-- EXTRACT TO READ --

This unexpected behavior was thus observed mostly for the dyes elaborated with the strongest electron-withdrawing groups. Typically, negative solvatochromism is often observed for betaine dyes and assigned to a modification of the relative electrophilicities of both the electron-pair donor and acceptor moieties with the solvent, so that irregular behaviors can be found for this family of dyes [122,123,124]. To the best of our knowledge, such a behavior has never been reported for polyaromatic electron donors. This unexpected behavior can also be tentatively assigned to the formation of pyrene-based dimers with different orientations (cross, g-like, slip or stack), the formation of aggregates of various sizes in solution, affecting the analysis of their solvatochromism. In fact, π–π stacking interactions between polyacene structures have been extensively studied in the literature [125,126,127,128,129,130,131,132,133,134,135,136]. Upon π–π stacking interactions, various orientations can be found between stacked molecules: cross, g-like, slip or stack [137]. Overall, these noncovalent interactions between molecules govern the optical properties of the resulting solutions, which comprise isolated molecules, and the concomitant presence of stacked dyes that adversely impact the rationalization of the solvatochromism [138]. In particular, the negative solvatochromism is observed for the less soluble dyes, supporting this hypothesis of the concomitant presence of isolated molecules and aggregates. Indeed, for highly soluble dyes such as Dye 1 and Dye 2, bearing small electron acceptors, a classical behavior is evidenced for these dyes. In the case of Dye 8 and Dye 9, negative solvatochromism can also be assigned to the hydrogen bond ability of the two electron acceptors (presence of NH groups), affecting the solvatochromism of these dyes. Moreover, in the case of Dye 10 and Dye 11, a negative solvatochromism is also evidenced for these two dyes, despite the alkylation of the electron acceptors.

-- REQUIRED TASK 1 --
Answer these questions about the solvatochromism passage:
(a) For which family of dyes is negative solvatochromism often observed?
(b) What orientations can be found between stacked molecules?
(c) Which two highly soluble dyes show a classical behavior?
-- REQUIRED TASK 2 --
Format the lines in the rows as a JSON list of strings, one string per line. Start at the line with "eyedropper-tool-icon[interactable]: ✎ —" and go up to and including the line with "ruler-label: 5 — [660, 88, 666, 99]".
The passage and the rows are unrelated to each other.

-- SUPPLIED DATA --
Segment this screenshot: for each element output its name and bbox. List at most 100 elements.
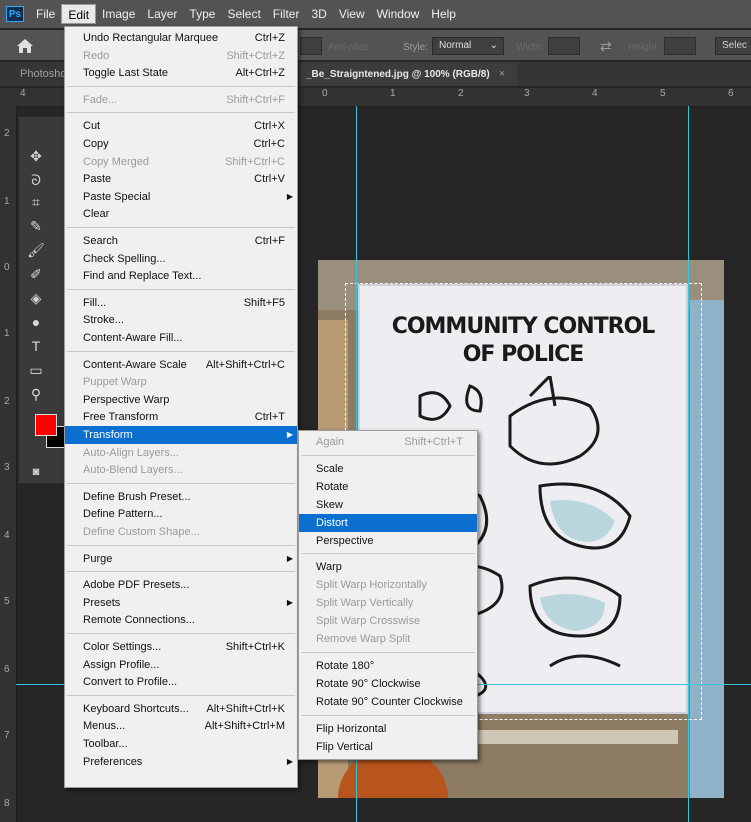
eyedropper-tool-icon[interactable]: ✎ — [26, 216, 46, 236]
edit-menu-item-undo-rectangular-marquee[interactable]: Undo Rectangular Marquee Ctrl+Z — [65, 29, 297, 47]
edit-menu-item-stroke[interactable]: Stroke... — [65, 311, 297, 329]
ruler-label: 5 — [660, 88, 666, 99]
edit-menu-item-fade: Fade... Shift+Ctrl+F — [65, 91, 297, 109]
transform-menu-item-label: Perspective — [316, 534, 374, 547]
edit-menu-item-label: Menus... — [83, 720, 126, 733]
menu-separator — [67, 85, 295, 87]
edit-menu-item-define-pattern[interactable]: Define Pattern... — [65, 505, 297, 523]
edit-menu-item-label: Perspective Warp — [83, 393, 170, 406]
home-icon[interactable] — [16, 38, 34, 54]
rectangle-tool-icon[interactable]: ▭ — [26, 360, 46, 380]
edit-menu-item-free-transform[interactable]: Free Transform Ctrl+T — [65, 408, 297, 426]
edit-menu-item-toggle-last-state[interactable]: Toggle Last State Alt+Ctrl+Z — [65, 64, 297, 82]
edit-menu-item-check-spelling[interactable]: Check Spelling... — [65, 250, 297, 268]
transform-menu-item-label: Rotate 90° Clockwise — [316, 677, 421, 690]
edit-menu-item-remote-connections[interactable]: Remote Connections... — [65, 611, 297, 629]
edit-menu-item-assign-profile[interactable]: Assign Profile... — [65, 656, 297, 674]
shortcut-label: Shift+Ctrl+F — [226, 93, 285, 106]
transform-menu-item-again: Again Shift+Ctrl+T — [299, 433, 477, 451]
transform-menu-item-flip-vertical[interactable]: Flip Vertical — [299, 738, 477, 756]
lasso-tool-icon[interactable]: ᘐ — [26, 170, 46, 190]
transform-menu-item-label: Scale — [316, 462, 344, 475]
zoom-tool-icon[interactable]: ⚲ — [26, 384, 46, 404]
menu-type[interactable]: Type — [183, 4, 221, 24]
edit-menu-item-content-aware-scale[interactable]: Content-Aware Scale Alt+Shift+Ctrl+C — [65, 356, 297, 374]
transform-menu-item-warp[interactable]: Warp — [299, 558, 477, 576]
close-icon[interactable]: × — [499, 68, 505, 80]
menu-image[interactable]: Image — [96, 4, 141, 24]
transform-menu-item-perspective[interactable]: Perspective — [299, 532, 477, 550]
edit-menu-item-content-aware-fill[interactable]: Content-Aware Fill... — [65, 329, 297, 347]
transform-menu-item-distort[interactable]: Distort — [299, 513, 477, 532]
menu-3d[interactable]: 3D — [305, 4, 332, 24]
transform-menu-item-skew[interactable]: Skew — [299, 496, 477, 514]
style-select[interactable]: Normal ⌄ — [432, 37, 504, 55]
edit-menu-item-keyboard-shortcuts[interactable]: Keyboard Shortcuts... Alt+Shift+Ctrl+K — [65, 700, 297, 718]
edit-menu-item-presets[interactable]: Presets ▶ — [65, 594, 297, 612]
transform-menu-item-rotate-180[interactable]: Rotate 180° — [299, 657, 477, 675]
antialias-checkbox[interactable]: Anti-alias — [328, 42, 369, 53]
shortcut-label: Ctrl+V — [254, 173, 285, 186]
menu-edit[interactable]: Edit — [61, 4, 97, 24]
history-brush-icon[interactable]: ✐ — [26, 264, 46, 284]
blur-tool-icon[interactable]: ● — [26, 312, 46, 332]
menu-select[interactable]: Select — [221, 4, 266, 24]
edit-menu-item-label: Fill... — [83, 296, 107, 309]
edit-menu-item-color-settings[interactable]: Color Settings... Shift+Ctrl+K — [65, 638, 297, 656]
edit-menu-item-find-and-replace-text[interactable]: Find and Replace Text... — [65, 267, 297, 285]
style-value: Normal — [439, 40, 472, 51]
height-field[interactable] — [664, 37, 696, 55]
move-tool-icon[interactable]: ✥ — [26, 146, 46, 166]
edit-menu-item-transform[interactable]: Transform ▶ — [65, 426, 297, 444]
edit-menu-item-paste[interactable]: Paste Ctrl+V — [65, 170, 297, 188]
edit-menu-item-fill[interactable]: Fill... Shift+F5 — [65, 294, 297, 312]
width-field[interactable] — [548, 37, 580, 55]
tab-photoshop[interactable]: Photosho — [14, 62, 66, 86]
transform-menu-item-rotate-90-clockwise[interactable]: Rotate 90° Clockwise — [299, 675, 477, 693]
foreground-color-swatch[interactable] — [35, 414, 57, 436]
edit-menu-item-cut[interactable]: Cut Ctrl+X — [65, 117, 297, 135]
crop-tool-icon[interactable]: ⌗ — [26, 192, 46, 212]
style-label: Style: — [403, 42, 429, 53]
menu-filter[interactable]: Filter — [267, 4, 306, 24]
edit-menu-item-search[interactable]: Search Ctrl+F — [65, 232, 297, 250]
menu-file[interactable]: File — [30, 4, 61, 24]
transform-menu-item-flip-horizontal[interactable]: Flip Horizontal — [299, 720, 477, 738]
edit-menu-item-paste-special[interactable]: Paste Special ▶ — [65, 188, 297, 206]
edit-menu-item-convert-to-profile[interactable]: Convert to Profile... — [65, 673, 297, 691]
edit-menu-item-copy[interactable]: Copy Ctrl+C — [65, 135, 297, 153]
edit-menu-item-perspective-warp[interactable]: Perspective Warp — [65, 391, 297, 409]
transform-menu-item-label: Warp — [316, 561, 342, 574]
edit-menu-item-define-brush-preset[interactable]: Define Brush Preset... — [65, 488, 297, 506]
feather-field[interactable] — [300, 37, 322, 55]
ruler-label: 3 — [4, 462, 10, 473]
transform-menu-item-label: Rotate 90° Counter Clockwise — [316, 695, 463, 708]
edit-menu-item-label: Check Spelling... — [83, 252, 166, 265]
menu-separator — [67, 112, 295, 114]
tab-document[interactable]: _Be_Straigntened.jpg @ 100% (RGB/8) × — [300, 62, 518, 86]
brush-tool-icon[interactable]: 🖌 — [26, 240, 46, 260]
edit-menu-item-label: Redo — [83, 49, 110, 62]
quick-mask-icon[interactable]: ◙ — [26, 462, 46, 482]
select-and-mask-button[interactable]: Selec — [715, 37, 751, 55]
edit-menu-item-preferences[interactable]: Preferences ▶ — [65, 753, 297, 771]
menu-layer[interactable]: Layer — [141, 4, 183, 24]
menu-view[interactable]: View — [333, 4, 371, 24]
guide-vertical[interactable] — [688, 106, 689, 822]
menu-separator — [67, 227, 295, 228]
edit-menu-item-adobe-pdf-presets[interactable]: Adobe PDF Presets... — [65, 576, 297, 594]
edit-menu-item-label: Copy Merged — [83, 155, 150, 168]
swap-icon[interactable]: ⇄ — [600, 38, 612, 55]
edit-menu-item-purge[interactable]: Purge ▶ — [65, 550, 297, 568]
menu-help[interactable]: Help — [425, 4, 462, 24]
edit-dropdown-menu: Undo Rectangular Marquee Ctrl+Z Redo Shift+… — [64, 26, 298, 788]
edit-menu-item-menus[interactable]: Menus... Alt+Shift+Ctrl+M — [65, 717, 297, 735]
paint-bucket-icon[interactable]: ◈ — [26, 288, 46, 308]
transform-menu-item-scale[interactable]: Scale — [299, 460, 477, 478]
transform-menu-item-rotate[interactable]: Rotate — [299, 478, 477, 496]
edit-menu-item-toolbar[interactable]: Toolbar... — [65, 735, 297, 753]
edit-menu-item-clear[interactable]: Clear — [65, 205, 297, 223]
transform-menu-item-rotate-90-counter-clockwise[interactable]: Rotate 90° Counter Clockwise — [299, 693, 477, 711]
type-tool-icon[interactable]: T — [26, 336, 46, 356]
menu-window[interactable]: Window — [371, 4, 426, 24]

-- FULL SOLUTION 1 --
(a) Betaine dyes.
(b) Cross, g-like, slip or stack.
(c) Dye 1 and Dye 2.

-- FULL SOLUTION 2 --
[
  "eyedropper-tool-icon[interactable]: ✎ — [26, 216, 46, 236]",
  "edit-menu-item-undo-rectangular-marquee[interactable]: Undo Rectangular Marquee Ctrl+Z — [65, 29, 297, 47]",
  "edit-menu-item-stroke[interactable]: Stroke... — [65, 311, 297, 329]",
  "ruler-label: 5 — [660, 88, 666, 99]"
]